[Figure record listings]
* START *
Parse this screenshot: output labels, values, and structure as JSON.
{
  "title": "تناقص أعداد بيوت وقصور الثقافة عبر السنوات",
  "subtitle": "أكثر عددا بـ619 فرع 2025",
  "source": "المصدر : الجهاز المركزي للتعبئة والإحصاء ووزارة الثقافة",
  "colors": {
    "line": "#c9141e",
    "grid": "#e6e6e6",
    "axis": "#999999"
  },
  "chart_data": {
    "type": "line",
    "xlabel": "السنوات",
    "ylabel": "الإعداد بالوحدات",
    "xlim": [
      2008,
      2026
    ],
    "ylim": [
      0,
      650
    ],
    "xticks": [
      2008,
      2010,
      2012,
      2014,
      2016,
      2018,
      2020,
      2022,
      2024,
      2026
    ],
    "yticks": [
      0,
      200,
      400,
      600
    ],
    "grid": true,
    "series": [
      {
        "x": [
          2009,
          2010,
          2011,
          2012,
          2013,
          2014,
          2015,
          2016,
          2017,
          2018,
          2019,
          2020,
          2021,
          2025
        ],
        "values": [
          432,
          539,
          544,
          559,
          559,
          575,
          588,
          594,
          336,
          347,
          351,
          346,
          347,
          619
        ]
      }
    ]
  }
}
* END *
Given task:
Make an exact copy of the data above.

Full solution:
Parse this screenshot: output labels, values, and structure as JSON.
{
  "title": "تناقص أعداد بيوت وقصور الثقافة عبر السنوات",
  "subtitle": "أكثر عددا بـ619 فرع 2025",
  "source": "المصدر : الجهاز المركزي للتعبئة والإحصاء ووزارة الثقافة",
  "colors": {
    "line": "#c9141e",
    "grid": "#e6e6e6",
    "axis": "#999999"
  },
  "chart_data": {
    "type": "line",
    "xlabel": "السنوات",
    "ylabel": "الإعداد بالوحدات",
    "xlim": [
      2008,
      2026
    ],
    "ylim": [
      0,
      650
    ],
    "xticks": [
      2008,
      2010,
      2012,
      2014,
      2016,
      2018,
      2020,
      2022,
      2024,
      2026
    ],
    "yticks": [
      0,
      200,
      400,
      600
    ],
    "grid": true,
    "series": [
      {
        "x": [
          2009,
          2010,
          2011,
          2012,
          2013,
          2014,
          2015,
          2016,
          2017,
          2018,
          2019,
          2020,
          2021,
          2025
        ],
        "values": [
          432,
          539,
          544,
          559,
          559,
          575,
          588,
          594,
          336,
          347,
          351,
          346,
          347,
          619
        ]
      }
    ]
  }
}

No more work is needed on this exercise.